Task statement:
Filter these entries so that only lines with the word "rgba" remain.

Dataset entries

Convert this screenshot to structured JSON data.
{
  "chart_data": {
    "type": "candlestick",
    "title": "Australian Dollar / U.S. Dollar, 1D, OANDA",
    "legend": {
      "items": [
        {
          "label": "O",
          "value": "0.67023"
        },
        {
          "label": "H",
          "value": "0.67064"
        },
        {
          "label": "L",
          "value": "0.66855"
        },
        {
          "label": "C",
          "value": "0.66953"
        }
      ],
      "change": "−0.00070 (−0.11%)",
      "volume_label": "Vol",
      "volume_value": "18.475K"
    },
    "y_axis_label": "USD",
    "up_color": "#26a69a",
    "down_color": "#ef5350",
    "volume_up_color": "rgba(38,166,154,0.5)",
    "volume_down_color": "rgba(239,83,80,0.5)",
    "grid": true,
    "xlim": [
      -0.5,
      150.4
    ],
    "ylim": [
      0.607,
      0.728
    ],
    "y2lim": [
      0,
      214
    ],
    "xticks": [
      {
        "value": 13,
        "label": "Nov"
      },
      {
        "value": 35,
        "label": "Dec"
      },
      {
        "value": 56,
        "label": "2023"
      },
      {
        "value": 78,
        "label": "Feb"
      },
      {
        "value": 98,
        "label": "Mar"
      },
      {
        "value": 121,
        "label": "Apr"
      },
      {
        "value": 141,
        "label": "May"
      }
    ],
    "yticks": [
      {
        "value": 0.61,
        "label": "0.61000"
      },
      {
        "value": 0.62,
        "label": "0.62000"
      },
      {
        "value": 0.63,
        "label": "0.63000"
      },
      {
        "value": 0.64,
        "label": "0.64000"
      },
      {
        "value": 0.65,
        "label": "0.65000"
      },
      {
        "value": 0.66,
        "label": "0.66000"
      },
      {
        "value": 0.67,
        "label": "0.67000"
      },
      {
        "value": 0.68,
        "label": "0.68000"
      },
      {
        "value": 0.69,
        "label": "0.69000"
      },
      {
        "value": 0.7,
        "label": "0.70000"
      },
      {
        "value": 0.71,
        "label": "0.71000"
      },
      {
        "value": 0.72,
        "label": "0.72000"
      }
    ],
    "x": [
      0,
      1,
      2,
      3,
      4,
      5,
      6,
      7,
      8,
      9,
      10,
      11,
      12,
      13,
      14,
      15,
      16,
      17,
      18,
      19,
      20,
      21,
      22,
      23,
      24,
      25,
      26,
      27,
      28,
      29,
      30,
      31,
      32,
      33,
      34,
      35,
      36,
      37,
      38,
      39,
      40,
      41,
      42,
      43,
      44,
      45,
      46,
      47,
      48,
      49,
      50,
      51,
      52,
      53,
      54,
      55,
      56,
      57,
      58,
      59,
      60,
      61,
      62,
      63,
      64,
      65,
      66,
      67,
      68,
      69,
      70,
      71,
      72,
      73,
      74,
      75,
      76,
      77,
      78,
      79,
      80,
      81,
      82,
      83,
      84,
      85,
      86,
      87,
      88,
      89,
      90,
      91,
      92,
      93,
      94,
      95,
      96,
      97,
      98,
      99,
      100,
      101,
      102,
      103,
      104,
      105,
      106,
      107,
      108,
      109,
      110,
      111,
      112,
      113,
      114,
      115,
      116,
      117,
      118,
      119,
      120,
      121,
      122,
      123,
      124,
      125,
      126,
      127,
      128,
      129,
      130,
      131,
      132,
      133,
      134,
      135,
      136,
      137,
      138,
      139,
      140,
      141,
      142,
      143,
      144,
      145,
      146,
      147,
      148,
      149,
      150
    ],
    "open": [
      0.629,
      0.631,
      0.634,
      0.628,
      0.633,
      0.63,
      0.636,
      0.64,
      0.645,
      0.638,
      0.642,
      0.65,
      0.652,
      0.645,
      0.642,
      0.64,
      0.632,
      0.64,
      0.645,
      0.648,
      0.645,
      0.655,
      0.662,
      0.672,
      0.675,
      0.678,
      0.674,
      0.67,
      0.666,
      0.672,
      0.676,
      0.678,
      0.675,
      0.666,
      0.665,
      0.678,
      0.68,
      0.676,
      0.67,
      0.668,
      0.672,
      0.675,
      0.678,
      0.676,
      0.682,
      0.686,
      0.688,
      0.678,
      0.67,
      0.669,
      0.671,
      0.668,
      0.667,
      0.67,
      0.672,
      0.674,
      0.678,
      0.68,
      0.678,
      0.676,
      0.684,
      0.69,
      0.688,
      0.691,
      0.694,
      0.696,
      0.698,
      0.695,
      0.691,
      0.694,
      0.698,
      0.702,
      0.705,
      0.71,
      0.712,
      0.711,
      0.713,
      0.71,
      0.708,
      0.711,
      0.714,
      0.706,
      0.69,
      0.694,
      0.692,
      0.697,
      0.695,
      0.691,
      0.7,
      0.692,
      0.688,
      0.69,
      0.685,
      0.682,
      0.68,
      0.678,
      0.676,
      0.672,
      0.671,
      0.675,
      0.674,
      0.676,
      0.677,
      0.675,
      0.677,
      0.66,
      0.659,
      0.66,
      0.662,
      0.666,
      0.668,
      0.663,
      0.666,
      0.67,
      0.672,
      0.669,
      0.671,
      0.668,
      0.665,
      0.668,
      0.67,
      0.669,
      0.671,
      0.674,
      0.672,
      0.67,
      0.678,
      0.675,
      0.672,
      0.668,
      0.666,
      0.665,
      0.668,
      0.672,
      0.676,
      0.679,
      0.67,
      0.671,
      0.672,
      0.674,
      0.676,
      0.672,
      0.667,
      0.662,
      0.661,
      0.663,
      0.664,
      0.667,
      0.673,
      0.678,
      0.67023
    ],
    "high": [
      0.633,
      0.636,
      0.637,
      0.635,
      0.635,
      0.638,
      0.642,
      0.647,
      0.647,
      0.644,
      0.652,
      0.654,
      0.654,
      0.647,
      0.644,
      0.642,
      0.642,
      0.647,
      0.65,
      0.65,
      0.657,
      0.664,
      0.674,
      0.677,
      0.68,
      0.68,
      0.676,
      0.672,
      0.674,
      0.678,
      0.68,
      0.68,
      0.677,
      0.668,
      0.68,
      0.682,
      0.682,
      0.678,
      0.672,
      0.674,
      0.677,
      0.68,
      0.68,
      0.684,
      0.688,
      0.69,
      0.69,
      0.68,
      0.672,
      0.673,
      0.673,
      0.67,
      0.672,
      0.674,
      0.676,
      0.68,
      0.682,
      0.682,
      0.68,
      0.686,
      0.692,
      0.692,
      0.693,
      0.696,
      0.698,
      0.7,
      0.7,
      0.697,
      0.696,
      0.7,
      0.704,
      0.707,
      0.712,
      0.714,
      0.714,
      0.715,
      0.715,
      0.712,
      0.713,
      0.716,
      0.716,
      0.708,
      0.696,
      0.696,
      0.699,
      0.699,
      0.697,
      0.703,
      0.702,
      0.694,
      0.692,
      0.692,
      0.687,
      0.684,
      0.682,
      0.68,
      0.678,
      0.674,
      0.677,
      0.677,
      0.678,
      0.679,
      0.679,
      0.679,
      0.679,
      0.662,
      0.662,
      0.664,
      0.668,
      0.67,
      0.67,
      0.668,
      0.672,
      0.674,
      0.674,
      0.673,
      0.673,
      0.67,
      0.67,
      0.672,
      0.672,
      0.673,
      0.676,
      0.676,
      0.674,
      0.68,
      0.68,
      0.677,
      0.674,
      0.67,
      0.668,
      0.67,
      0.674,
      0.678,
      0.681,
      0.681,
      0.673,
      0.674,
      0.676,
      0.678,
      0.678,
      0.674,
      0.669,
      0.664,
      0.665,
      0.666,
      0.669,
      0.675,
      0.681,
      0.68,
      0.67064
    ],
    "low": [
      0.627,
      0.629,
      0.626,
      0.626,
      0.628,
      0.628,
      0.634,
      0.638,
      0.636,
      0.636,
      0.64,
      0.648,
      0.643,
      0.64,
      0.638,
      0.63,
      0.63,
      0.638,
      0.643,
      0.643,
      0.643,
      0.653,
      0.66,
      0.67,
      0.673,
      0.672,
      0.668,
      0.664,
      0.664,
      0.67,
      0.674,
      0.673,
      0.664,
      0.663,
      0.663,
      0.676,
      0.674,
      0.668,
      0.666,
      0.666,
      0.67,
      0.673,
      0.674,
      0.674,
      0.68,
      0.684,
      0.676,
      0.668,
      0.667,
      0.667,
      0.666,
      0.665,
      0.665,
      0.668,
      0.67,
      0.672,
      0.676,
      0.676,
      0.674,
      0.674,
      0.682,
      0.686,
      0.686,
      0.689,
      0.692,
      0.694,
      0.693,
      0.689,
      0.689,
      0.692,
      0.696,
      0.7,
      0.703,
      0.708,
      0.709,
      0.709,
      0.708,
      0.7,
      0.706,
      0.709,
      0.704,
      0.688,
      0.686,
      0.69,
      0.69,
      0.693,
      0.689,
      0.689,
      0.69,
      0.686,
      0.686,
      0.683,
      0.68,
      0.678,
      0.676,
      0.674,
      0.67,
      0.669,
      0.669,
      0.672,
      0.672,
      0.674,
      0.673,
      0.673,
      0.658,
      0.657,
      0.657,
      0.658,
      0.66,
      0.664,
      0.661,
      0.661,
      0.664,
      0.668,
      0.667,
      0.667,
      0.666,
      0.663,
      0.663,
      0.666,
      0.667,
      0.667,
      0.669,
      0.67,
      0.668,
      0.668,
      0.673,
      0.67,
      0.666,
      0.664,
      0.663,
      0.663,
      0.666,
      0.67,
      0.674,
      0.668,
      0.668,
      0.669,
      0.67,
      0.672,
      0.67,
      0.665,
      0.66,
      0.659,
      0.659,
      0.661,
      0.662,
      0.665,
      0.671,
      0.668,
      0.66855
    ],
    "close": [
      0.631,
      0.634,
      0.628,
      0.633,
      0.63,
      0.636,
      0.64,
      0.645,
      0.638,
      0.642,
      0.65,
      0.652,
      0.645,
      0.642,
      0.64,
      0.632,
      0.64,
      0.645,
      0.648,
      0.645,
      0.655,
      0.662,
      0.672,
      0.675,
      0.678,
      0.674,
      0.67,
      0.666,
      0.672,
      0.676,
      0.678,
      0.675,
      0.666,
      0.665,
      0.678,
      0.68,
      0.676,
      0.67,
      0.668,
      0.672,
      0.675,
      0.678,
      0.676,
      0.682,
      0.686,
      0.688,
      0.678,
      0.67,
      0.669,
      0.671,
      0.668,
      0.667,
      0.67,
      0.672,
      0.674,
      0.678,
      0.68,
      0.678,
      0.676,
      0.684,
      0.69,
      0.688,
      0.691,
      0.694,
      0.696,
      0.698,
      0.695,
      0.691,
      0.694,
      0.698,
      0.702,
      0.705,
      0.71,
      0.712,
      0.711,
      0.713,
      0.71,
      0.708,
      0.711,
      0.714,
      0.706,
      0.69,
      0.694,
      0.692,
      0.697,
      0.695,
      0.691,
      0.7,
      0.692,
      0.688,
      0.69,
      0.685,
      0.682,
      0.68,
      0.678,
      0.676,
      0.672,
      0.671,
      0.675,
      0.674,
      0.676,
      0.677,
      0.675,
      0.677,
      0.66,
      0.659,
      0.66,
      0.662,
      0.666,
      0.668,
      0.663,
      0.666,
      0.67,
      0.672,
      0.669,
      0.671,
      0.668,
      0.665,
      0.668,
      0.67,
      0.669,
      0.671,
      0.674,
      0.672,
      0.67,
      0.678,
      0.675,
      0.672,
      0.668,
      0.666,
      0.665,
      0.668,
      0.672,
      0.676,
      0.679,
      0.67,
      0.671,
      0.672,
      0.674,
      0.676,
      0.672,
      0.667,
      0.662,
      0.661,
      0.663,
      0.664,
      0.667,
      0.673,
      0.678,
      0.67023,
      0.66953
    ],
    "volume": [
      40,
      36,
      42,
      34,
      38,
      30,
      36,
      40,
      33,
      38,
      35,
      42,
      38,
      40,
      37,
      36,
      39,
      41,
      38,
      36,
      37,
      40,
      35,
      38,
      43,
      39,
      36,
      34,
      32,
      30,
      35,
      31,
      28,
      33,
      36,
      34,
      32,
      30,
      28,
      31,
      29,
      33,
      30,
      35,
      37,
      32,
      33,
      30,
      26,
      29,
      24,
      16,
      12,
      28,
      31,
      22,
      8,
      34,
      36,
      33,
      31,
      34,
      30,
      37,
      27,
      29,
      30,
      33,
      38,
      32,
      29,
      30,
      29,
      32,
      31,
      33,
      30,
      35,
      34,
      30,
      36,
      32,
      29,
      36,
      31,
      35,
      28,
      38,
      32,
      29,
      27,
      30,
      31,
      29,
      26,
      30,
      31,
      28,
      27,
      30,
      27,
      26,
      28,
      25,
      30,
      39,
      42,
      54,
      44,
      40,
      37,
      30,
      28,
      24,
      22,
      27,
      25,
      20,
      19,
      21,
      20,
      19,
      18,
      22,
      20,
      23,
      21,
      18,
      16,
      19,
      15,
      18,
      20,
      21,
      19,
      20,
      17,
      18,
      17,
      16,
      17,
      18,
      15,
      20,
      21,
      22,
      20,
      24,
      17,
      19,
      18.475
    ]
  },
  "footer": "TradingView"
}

Exercise result:
    "volume_up_color": "rgba(38,166,154,0.5)",
    "volume_down_color": "rgba(239,83,80,0.5)",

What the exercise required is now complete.